* _Problem to work on_: Each entry needs to be restated exactly as written.

[Figure collection entries]
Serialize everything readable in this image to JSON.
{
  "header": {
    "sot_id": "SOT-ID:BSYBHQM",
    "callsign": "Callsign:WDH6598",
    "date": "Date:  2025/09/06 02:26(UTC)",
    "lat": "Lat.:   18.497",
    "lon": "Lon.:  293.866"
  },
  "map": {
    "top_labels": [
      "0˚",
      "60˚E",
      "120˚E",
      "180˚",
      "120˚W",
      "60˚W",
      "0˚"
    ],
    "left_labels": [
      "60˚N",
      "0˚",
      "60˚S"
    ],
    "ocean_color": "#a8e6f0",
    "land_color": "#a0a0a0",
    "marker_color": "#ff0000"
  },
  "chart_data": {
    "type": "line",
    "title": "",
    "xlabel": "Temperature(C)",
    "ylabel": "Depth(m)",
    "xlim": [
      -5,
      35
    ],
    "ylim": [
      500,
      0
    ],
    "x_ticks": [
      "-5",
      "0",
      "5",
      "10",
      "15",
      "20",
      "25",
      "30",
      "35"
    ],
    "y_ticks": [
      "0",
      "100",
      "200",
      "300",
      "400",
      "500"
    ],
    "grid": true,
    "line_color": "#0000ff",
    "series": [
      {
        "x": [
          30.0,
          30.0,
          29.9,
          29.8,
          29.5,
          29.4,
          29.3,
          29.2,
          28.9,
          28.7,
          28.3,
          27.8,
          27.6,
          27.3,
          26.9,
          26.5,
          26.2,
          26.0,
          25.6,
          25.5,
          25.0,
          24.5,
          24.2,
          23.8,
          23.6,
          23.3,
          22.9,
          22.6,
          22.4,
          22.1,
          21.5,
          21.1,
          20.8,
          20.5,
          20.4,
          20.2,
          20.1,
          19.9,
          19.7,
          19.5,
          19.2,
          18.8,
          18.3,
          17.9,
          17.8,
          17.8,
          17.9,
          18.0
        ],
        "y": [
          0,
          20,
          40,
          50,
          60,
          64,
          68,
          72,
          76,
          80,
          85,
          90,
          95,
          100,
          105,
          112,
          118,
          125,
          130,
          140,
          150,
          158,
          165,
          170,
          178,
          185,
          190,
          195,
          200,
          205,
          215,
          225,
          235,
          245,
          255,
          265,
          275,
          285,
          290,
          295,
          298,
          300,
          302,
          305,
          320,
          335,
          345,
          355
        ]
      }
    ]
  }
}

* _Answer to the problem_:
Serialize everything readable in this image to JSON.
{
  "header": {
    "sot_id": "SOT-ID:BSYBHQM",
    "callsign": "Callsign:WDH6598",
    "date": "Date:  2025/09/06 02:26(UTC)",
    "lat": "Lat.:   18.497",
    "lon": "Lon.:  293.866"
  },
  "map": {
    "top_labels": [
      "0˚",
      "60˚E",
      "120˚E",
      "180˚",
      "120˚W",
      "60˚W",
      "0˚"
    ],
    "left_labels": [
      "60˚N",
      "0˚",
      "60˚S"
    ],
    "ocean_color": "#a8e6f0",
    "land_color": "#a0a0a0",
    "marker_color": "#ff0000"
  },
  "chart_data": {
    "type": "line",
    "title": "",
    "xlabel": "Temperature(C)",
    "ylabel": "Depth(m)",
    "xlim": [
      -5,
      35
    ],
    "ylim": [
      500,
      0
    ],
    "x_ticks": [
      "-5",
      "0",
      "5",
      "10",
      "15",
      "20",
      "25",
      "30",
      "35"
    ],
    "y_ticks": [
      "0",
      "100",
      "200",
      "300",
      "400",
      "500"
    ],
    "grid": true,
    "line_color": "#0000ff",
    "series": [
      {
        "x": [
          30.0,
          30.0,
          29.9,
          29.8,
          29.5,
          29.4,
          29.3,
          29.2,
          28.9,
          28.7,
          28.3,
          27.8,
          27.6,
          27.3,
          26.9,
          26.5,
          26.2,
          26.0,
          25.6,
          25.5,
          25.0,
          24.5,
          24.2,
          23.8,
          23.6,
          23.3,
          22.9,
          22.6,
          22.4,
          22.1,
          21.5,
          21.1,
          20.8,
          20.5,
          20.4,
          20.2,
          20.1,
          19.9,
          19.7,
          19.5,
          19.2,
          18.8,
          18.3,
          17.9,
          17.8,
          17.8,
          17.9,
          18.0
        ],
        "y": [
          0,
          20,
          40,
          50,
          60,
          64,
          68,
          72,
          76,
          80,
          85,
          90,
          95,
          100,
          105,
          112,
          118,
          125,
          130,
          140,
          150,
          158,
          165,
          170,
          178,
          185,
          190,
          195,
          200,
          205,
          215,
          225,
          235,
          245,
          255,
          265,
          275,
          285,
          290,
          295,
          298,
          300,
          302,
          305,
          320,
          335,
          345,
          355
        ]
      }
    ]
  }
}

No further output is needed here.